→ Task to complete
Tally the lines in the listing below that contain "JSON" and report the tally alone.

→ Stored data

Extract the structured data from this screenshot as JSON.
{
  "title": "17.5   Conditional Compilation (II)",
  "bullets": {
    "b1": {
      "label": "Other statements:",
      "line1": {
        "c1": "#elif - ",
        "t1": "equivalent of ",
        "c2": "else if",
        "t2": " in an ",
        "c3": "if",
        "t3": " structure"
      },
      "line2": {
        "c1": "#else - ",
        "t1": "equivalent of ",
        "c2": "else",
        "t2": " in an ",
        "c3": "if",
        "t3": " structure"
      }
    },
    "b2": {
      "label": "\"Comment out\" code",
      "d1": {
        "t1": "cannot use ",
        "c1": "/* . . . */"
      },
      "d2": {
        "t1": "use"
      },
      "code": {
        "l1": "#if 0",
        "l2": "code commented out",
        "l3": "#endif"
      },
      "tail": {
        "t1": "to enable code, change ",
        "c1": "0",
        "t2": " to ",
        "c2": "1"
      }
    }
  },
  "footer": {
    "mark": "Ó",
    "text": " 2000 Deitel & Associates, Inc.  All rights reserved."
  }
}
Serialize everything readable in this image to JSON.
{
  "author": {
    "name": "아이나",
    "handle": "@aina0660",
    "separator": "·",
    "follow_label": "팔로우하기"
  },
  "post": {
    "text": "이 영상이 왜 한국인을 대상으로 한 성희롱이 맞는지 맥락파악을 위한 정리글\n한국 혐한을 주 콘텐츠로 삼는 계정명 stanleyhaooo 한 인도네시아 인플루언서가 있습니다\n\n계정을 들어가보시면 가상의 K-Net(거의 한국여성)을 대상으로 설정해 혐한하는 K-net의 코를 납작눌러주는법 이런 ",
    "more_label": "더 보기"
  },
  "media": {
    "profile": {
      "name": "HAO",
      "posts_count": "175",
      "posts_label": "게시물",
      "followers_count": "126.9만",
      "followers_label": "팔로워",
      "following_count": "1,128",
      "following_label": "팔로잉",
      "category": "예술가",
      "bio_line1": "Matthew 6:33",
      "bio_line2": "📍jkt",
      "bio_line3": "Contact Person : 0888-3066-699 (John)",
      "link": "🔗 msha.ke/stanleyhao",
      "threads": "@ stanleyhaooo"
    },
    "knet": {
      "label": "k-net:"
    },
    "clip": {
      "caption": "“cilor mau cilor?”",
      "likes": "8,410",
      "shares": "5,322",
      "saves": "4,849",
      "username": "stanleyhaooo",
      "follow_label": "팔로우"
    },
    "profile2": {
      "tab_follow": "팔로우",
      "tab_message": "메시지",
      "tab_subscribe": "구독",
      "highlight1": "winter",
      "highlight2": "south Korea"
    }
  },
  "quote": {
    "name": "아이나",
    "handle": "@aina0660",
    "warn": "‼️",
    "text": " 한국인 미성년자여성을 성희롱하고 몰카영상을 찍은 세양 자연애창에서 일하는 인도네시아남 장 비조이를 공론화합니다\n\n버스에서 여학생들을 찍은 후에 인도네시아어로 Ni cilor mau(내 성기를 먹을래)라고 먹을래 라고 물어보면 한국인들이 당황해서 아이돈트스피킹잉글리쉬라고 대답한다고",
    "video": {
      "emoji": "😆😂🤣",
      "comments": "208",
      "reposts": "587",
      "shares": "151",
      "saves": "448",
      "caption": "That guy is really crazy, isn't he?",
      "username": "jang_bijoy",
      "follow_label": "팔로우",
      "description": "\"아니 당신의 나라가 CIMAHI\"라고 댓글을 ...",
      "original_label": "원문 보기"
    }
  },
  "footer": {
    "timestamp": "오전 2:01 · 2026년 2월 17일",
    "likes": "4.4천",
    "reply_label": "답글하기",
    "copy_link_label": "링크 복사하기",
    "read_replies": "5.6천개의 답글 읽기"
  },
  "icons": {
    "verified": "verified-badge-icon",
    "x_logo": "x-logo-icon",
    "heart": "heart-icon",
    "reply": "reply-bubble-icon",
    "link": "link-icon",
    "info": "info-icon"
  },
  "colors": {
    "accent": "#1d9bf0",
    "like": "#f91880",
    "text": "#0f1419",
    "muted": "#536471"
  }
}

→ Full answer
2